_Verilen metin_:
Emsal Mahkeme Kararı İstanbul 5. Asliye Ticaret Mahkemesi 2018/610 E. 2019/1040 K. 22.10.2019 T.

Görüntülediğiniz mahkeme kararı kesinleşmiş bir karardır.

T.C.
İSTANBUL
5. ASLİYE TİCARET MAHKEMESİ

ESAS NO : 2018/610 Esas
KARAR NO : 2019/1040

DAVA : İtirazın İptali
DAVA TARİHİ : 30/06/2018
KARAR TARİHİ : 22/10/2019

Mahkememizde görülmekte olan İtirazın İptali davasının yapılan açık yargılaması sonunda,
GEREĞİ DÜŞÜNÜLDÜ:
Davacı vekili dava dilekçesinde özetle; taraflara arasında 16/01/2013 tarihinde 2 yıl süreli “TRS/TURKEYF RESERVATION SYSTEMS-WEBHOTELIER REZERVASYON SİSTEMİ KULLANIM” sözleşmesi imzalandığını, bu kapsamda müvekkili tarafından verilen hizmet karşılğı olan fatura bedellerinin davalı tarafından ödenmemesi üzerine alacağın tahsili amacıyla … 14. İcra Müdürlüğünün … esas sayılı dosyası üzerinden takibe geçildiğini, ancak davalının haksız itirazı sebebiyle takibin durdurulduğunu, davalının haksız itirazının iptali ile takibin devamını, % 20 oranında icra inkar tazminatı ile yargılama masrafları ve vekalet ücretininde davalı tarafa yükletilmesini talep ve dava etmiştir.
Davalı vekili cevap dilekçesinde özetle; dava konusu edilen sözleşmedeki imzaların müvekkiline ait olmadığını, müvekkilinin davacı tarafa bir borcunun bulunmadığını savunarak haksız davanın reddi ile yargılama masrafları ve vekalet ücretinin de davacı tarafa yükletilmesini istemiştir.

_Gösterilen öğeler_:
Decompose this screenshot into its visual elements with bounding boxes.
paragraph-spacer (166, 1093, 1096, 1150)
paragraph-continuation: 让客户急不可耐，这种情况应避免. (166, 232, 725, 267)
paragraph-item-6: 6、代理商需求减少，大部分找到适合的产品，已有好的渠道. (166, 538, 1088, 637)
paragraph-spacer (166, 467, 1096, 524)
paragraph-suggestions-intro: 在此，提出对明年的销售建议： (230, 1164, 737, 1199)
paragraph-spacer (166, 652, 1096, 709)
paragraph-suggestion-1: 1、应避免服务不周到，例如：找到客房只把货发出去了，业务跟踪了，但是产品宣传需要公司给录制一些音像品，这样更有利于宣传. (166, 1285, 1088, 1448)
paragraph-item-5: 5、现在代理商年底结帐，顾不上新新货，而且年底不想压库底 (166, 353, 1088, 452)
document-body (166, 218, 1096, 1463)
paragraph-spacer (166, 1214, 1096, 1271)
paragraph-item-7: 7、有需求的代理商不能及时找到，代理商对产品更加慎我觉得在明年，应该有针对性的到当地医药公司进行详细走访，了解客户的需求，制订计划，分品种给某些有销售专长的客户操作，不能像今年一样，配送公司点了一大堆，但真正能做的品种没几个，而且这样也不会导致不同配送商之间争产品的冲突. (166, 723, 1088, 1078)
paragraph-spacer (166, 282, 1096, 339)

* * *

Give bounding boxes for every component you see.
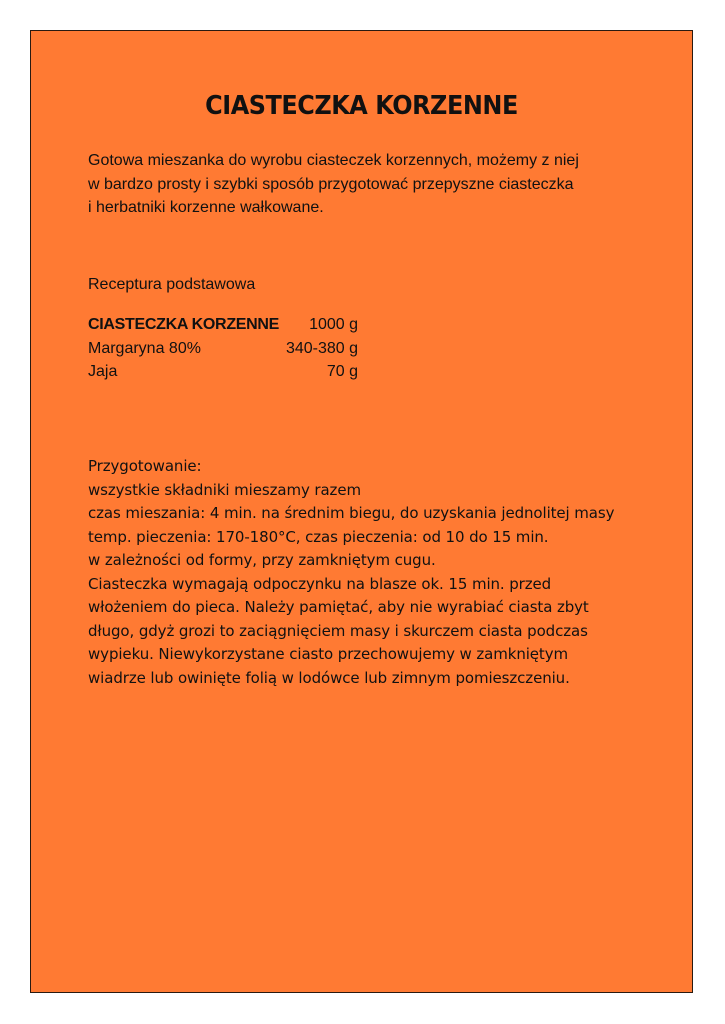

==

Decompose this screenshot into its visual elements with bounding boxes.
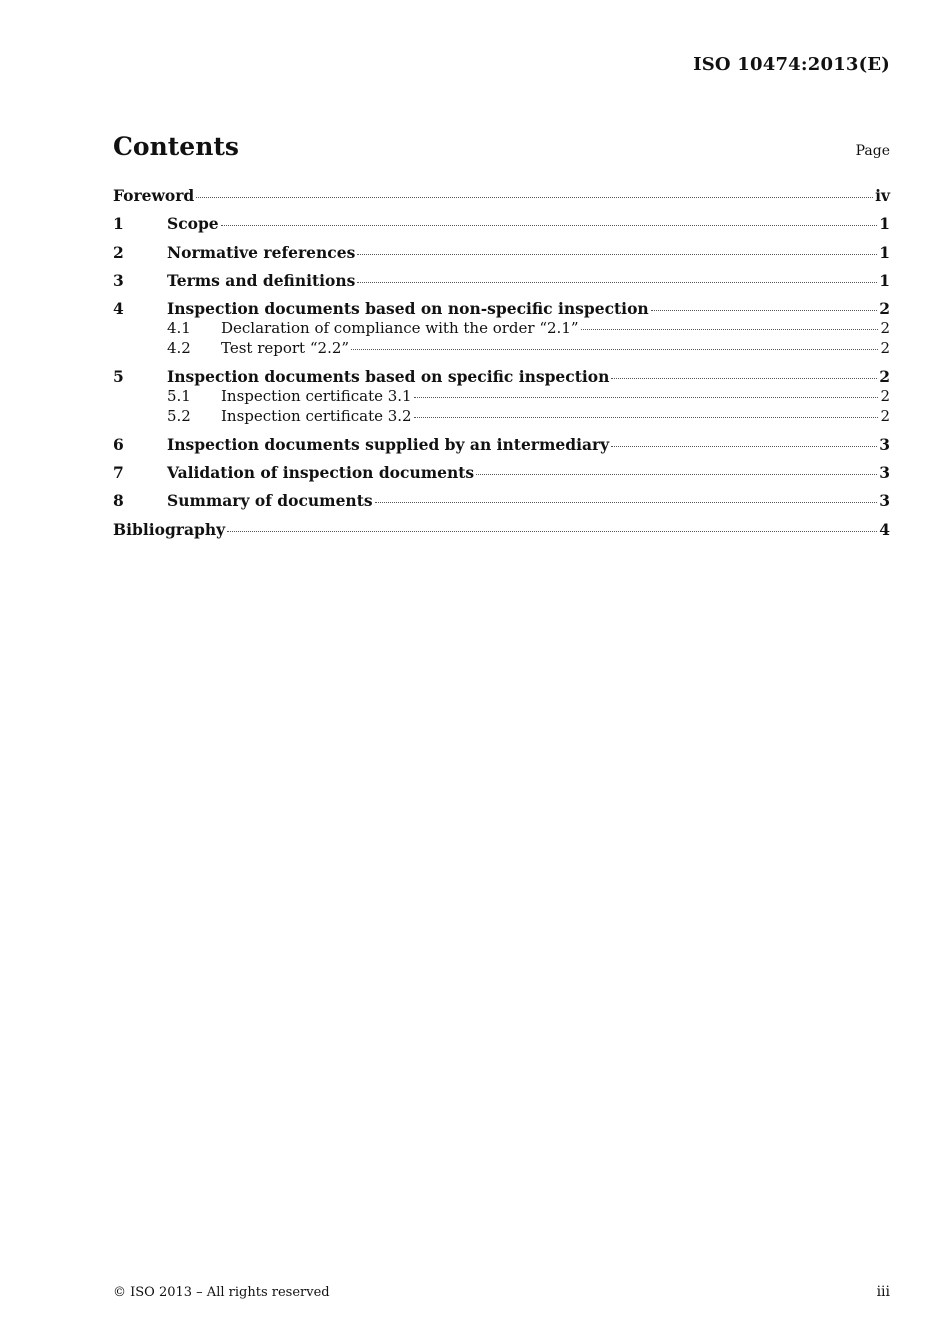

_Yönerge_: Mahkeme kararında "DAVA : İtirazın" sözcükleriyle başlayıp "ve dava etmiştir." sözcüklerine kadar uzanan bölümün tamamını olduğu gibi kopyalayın. Bu öğeleri kullanmanız gerekmiyor.

_Yazılı yanıt_:
DAVA : İtirazın İptali
DAVA TARİHİ : 30/06/2018
KARAR TARİHİ : 22/10/2019

Mahkememizde görülmekte olan İtirazın İptali davasının yapılan açık yargılaması sonunda,
GEREĞİ DÜŞÜNÜLDÜ:
Davacı vekili dava dilekçesinde özetle; taraflara arasında 16/01/2013 tarihinde 2 yıl süreli “TRS/TURKEYF RESERVATION SYSTEMS-WEBHOTELIER REZERVASYON SİSTEMİ KULLANIM” sözleşmesi imzalandığını, bu kapsamda müvekkili tarafından verilen hizmet karşılğı olan fatura bedellerinin davalı tarafından ödenmemesi üzerine alacağın tahsili amacıyla … 14. İcra Müdürlüğünün … esas sayılı dosyası üzerinden takibe geçildiğini, ancak davalının haksız itirazı sebebiyle takibin durdurulduğunu, davalının haksız itirazının iptali ile takibin devamını, % 20 oranında icra inkar tazminatı ile yargılama masrafları ve vekalet ücretininde davalı tarafa yükletilmesini talep ve dava etmiştir.